**What is expected**. Copy out the lines that include the word "TetherUS".

**Dataset records**.

####

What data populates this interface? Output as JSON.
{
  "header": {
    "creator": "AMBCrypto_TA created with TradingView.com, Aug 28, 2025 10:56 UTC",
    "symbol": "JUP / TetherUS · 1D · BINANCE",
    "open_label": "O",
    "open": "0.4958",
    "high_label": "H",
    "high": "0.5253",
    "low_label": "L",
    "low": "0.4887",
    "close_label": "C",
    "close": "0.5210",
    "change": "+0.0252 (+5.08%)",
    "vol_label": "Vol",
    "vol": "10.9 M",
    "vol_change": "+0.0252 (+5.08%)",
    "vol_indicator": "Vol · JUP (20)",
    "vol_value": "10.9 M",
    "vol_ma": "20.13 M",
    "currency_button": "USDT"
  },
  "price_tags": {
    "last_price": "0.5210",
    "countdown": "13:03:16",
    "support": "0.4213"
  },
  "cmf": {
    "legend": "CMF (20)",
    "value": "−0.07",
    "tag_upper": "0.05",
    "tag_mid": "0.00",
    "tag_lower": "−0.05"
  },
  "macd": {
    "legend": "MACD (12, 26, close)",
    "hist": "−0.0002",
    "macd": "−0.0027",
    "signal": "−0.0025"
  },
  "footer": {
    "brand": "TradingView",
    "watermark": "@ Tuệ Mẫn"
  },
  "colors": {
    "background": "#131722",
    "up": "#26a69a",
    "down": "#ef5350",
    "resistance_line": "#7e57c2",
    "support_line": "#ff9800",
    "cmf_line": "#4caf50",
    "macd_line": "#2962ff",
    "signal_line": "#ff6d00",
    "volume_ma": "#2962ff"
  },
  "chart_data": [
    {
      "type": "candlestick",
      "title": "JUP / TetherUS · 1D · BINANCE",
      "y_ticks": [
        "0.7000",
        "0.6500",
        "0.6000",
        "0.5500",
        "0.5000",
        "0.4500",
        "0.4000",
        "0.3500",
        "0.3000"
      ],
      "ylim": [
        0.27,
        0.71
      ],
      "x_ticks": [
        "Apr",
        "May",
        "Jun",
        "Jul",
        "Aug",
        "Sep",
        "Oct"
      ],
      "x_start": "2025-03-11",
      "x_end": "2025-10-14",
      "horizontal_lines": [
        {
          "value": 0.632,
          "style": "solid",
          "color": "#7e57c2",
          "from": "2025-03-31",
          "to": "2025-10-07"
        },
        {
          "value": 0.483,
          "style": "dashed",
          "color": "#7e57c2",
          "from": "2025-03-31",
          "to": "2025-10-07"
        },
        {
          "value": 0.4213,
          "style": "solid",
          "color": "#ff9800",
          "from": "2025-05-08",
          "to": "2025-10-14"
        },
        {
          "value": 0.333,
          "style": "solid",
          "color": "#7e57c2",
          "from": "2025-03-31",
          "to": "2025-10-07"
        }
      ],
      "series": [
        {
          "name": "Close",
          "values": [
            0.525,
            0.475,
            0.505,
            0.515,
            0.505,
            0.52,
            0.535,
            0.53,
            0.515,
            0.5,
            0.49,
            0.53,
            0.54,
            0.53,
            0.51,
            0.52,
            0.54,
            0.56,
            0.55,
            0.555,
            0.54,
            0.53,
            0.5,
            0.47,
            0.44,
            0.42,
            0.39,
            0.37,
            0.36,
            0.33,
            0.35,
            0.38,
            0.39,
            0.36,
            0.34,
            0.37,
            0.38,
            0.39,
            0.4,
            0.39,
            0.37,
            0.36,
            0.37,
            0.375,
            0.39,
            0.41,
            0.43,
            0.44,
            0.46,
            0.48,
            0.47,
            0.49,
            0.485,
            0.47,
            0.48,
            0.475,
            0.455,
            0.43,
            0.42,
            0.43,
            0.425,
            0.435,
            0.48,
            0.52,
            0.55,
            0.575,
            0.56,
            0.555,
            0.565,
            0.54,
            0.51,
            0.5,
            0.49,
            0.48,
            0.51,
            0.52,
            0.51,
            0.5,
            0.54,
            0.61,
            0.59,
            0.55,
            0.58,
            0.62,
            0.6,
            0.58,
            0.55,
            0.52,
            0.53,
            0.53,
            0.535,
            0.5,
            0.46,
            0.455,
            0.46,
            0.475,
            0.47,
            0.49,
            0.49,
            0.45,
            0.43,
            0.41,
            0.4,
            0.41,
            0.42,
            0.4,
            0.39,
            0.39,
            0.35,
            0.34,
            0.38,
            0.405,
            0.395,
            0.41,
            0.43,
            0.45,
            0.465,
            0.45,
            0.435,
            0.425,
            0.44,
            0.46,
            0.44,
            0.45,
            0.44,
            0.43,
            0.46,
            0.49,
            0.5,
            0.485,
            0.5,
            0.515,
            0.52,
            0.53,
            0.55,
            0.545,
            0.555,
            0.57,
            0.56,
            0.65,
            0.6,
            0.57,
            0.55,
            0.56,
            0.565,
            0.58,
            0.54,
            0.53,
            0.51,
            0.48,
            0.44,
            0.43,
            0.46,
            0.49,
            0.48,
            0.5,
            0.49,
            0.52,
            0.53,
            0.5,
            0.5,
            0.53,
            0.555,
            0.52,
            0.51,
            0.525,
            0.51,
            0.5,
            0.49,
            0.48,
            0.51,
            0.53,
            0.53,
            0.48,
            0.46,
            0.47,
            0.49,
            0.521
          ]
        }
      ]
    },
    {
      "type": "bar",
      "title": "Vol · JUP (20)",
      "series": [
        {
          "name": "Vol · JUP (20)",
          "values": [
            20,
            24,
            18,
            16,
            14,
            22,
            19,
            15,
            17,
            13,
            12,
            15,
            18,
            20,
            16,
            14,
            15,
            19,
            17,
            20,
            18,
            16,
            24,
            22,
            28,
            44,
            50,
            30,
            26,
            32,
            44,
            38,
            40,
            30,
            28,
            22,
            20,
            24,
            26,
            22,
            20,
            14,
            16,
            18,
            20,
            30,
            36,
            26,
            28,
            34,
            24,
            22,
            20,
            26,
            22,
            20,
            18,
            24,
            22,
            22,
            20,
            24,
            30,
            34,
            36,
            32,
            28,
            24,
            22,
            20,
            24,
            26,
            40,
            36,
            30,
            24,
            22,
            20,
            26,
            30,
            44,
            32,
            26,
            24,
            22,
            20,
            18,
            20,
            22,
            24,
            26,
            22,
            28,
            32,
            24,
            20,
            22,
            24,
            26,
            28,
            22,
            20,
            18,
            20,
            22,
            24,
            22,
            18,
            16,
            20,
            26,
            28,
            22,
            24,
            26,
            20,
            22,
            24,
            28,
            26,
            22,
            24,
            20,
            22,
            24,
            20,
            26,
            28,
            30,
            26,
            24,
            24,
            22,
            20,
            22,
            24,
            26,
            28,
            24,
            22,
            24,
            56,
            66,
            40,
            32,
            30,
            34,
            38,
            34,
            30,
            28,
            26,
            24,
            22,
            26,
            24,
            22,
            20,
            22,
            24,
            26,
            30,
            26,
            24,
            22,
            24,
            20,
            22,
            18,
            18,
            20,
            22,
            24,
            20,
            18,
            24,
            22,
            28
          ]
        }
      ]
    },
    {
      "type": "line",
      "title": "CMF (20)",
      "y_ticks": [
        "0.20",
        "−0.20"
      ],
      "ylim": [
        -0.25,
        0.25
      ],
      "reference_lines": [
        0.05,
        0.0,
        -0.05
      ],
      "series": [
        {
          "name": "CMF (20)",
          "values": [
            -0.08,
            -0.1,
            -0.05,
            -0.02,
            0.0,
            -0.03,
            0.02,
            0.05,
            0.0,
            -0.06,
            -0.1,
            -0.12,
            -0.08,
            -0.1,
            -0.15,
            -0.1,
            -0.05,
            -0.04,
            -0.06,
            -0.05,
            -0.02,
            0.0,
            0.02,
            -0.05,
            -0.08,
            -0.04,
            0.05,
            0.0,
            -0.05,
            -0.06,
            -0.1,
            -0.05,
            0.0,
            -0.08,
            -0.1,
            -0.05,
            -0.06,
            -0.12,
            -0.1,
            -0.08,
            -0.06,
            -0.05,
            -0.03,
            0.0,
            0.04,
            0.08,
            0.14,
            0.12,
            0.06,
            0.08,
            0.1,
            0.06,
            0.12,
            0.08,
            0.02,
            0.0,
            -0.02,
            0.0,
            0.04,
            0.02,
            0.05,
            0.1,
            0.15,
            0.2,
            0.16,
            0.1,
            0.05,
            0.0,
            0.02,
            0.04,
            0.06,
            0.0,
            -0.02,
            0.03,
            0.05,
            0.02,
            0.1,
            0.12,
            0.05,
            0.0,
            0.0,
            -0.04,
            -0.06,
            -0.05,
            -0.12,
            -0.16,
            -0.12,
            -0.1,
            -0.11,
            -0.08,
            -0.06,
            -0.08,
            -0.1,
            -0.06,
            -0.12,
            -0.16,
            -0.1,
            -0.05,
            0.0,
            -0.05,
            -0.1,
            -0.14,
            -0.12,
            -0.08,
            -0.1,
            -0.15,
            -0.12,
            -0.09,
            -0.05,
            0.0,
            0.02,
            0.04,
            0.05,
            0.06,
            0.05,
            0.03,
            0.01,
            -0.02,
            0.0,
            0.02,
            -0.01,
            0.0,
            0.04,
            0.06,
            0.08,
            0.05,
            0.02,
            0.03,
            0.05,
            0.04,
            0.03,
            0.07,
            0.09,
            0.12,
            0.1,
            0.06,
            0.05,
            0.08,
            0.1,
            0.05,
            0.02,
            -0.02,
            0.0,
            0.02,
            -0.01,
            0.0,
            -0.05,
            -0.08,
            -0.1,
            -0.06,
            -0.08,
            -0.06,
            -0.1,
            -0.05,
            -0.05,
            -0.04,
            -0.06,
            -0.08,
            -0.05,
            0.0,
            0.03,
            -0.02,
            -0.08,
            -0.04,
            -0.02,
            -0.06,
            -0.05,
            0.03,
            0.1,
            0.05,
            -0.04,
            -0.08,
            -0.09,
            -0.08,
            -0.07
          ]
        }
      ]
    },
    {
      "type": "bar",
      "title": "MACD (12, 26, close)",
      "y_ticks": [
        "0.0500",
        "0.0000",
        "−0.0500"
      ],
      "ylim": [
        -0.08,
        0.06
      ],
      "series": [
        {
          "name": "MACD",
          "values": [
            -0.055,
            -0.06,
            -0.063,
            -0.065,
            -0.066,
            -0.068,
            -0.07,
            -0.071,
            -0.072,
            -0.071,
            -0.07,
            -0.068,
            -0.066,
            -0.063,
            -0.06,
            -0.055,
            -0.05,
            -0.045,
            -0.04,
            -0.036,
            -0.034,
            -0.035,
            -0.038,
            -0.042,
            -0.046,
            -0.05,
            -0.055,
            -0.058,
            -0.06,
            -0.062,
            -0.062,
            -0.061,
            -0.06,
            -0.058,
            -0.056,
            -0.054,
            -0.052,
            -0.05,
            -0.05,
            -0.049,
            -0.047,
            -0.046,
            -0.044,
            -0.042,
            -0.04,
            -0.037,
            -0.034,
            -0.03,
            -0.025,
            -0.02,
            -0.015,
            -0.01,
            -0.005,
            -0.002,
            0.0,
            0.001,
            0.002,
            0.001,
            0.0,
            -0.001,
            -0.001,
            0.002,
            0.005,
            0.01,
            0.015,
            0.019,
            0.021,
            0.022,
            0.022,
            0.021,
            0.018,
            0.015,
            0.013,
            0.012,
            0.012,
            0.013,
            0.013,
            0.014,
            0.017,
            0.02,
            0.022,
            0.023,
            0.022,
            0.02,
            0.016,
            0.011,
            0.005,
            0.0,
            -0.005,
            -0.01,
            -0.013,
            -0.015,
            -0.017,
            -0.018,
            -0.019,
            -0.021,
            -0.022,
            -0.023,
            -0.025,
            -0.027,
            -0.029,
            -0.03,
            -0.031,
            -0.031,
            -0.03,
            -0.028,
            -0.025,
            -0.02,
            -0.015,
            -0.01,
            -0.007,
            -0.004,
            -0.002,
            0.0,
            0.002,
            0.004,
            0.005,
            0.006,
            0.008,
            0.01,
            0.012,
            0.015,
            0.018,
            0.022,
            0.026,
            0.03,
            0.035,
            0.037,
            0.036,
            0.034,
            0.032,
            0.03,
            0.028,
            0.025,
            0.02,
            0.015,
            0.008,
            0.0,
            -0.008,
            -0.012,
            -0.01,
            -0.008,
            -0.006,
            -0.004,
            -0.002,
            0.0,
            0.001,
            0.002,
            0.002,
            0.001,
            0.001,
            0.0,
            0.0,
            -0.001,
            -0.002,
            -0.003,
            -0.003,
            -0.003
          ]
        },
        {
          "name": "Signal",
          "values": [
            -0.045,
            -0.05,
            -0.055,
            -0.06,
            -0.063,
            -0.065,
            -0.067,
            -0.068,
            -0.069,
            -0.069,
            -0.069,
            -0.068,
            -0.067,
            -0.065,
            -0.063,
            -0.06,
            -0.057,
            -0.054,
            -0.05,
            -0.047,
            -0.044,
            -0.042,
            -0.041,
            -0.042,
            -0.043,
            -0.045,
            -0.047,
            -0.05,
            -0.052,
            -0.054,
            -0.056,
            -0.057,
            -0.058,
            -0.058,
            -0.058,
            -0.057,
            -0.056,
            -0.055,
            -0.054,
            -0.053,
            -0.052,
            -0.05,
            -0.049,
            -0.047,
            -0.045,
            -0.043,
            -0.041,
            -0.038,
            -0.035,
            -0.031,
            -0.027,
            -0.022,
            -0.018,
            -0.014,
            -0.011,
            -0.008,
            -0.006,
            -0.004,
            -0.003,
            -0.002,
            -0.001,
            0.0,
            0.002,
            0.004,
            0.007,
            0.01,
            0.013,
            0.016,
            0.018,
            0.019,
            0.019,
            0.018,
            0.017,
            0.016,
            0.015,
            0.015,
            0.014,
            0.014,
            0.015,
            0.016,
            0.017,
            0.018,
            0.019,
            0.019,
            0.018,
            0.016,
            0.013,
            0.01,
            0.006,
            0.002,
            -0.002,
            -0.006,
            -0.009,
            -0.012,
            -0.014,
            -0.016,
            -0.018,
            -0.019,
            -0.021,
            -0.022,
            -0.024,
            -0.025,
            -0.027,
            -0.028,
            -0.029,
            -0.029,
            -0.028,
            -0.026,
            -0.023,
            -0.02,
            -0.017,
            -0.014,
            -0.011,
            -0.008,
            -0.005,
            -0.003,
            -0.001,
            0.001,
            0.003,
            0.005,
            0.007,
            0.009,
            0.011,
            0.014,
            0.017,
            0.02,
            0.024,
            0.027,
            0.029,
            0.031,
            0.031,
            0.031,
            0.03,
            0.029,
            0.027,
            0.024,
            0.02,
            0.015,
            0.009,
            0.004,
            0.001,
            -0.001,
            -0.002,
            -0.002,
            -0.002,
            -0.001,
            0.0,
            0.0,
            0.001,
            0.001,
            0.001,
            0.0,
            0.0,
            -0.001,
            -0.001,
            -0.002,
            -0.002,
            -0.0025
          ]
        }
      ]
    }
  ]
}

####

**Completed exercise**.
    "symbol": "JUP / TetherUS · 1D · BINANCE",
      "title": "JUP / TetherUS · 1D · BINANCE",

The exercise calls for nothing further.